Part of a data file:
------------------------------

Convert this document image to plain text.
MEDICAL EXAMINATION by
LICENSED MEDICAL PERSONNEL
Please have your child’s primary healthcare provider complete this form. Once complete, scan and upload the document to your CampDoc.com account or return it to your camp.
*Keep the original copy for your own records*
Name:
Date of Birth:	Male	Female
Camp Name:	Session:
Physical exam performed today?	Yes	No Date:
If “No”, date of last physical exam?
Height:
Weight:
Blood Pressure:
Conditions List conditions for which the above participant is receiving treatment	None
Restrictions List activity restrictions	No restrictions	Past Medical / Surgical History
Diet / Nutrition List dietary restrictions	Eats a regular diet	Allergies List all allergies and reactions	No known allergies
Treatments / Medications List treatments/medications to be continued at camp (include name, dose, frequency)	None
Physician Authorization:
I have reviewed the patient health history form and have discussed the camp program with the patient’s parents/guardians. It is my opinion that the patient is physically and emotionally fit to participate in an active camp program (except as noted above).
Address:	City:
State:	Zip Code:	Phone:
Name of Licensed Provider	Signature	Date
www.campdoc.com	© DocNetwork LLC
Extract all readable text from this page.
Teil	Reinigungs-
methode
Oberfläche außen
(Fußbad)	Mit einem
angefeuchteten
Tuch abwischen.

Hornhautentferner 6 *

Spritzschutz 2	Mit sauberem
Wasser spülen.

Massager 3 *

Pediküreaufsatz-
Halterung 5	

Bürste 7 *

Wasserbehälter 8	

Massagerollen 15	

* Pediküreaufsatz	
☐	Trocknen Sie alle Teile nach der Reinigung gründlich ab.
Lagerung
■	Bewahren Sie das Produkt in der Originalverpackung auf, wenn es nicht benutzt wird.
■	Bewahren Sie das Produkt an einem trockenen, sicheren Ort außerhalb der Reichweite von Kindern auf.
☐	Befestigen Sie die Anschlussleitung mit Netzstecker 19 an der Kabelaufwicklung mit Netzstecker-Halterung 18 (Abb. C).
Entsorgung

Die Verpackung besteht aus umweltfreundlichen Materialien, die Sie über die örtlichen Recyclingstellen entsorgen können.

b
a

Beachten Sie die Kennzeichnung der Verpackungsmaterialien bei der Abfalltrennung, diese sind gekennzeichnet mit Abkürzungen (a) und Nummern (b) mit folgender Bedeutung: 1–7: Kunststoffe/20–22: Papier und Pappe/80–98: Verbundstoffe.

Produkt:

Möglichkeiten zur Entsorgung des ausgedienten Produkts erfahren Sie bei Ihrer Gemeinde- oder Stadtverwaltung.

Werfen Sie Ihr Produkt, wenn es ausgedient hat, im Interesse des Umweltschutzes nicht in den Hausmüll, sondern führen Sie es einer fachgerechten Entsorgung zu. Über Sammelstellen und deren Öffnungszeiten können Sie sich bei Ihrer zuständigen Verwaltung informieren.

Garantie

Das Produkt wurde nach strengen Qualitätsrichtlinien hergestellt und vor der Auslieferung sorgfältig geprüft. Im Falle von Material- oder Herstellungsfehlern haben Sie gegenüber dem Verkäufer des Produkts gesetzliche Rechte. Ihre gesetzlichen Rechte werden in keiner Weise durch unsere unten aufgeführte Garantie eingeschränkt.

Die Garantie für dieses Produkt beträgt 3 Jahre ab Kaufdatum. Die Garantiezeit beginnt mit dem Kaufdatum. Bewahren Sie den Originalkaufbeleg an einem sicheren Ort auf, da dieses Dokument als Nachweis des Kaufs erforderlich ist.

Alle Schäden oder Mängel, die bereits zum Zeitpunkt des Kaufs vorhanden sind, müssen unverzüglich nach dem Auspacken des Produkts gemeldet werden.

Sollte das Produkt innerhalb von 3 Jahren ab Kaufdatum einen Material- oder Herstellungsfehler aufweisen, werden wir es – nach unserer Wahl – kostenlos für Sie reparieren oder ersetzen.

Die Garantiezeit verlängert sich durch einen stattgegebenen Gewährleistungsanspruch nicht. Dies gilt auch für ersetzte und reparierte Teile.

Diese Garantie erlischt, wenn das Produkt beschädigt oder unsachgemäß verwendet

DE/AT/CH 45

------------------------------

» WHAT YOU ARE ASKED TO DO
Look through the entries above and list every line containing "sind".

» SOLUTION FOR THIS EXERCISE
Beachten Sie die Kennzeichnung der Verpackungsmaterialien bei der Abfalltrennung, diese sind gekennzeichnet mit Abkürzungen (a) und Nummern (b) mit folgender Bedeutung: 1–7: Kunststoffe/20–22: Papier und Pappe/80–98: Verbundstoffe.
Alle Schäden oder Mängel, die bereits zum Zeitpunkt des Kaufs vorhanden sind, müssen unverzüglich nach dem Auspacken des Produkts gemeldet werden.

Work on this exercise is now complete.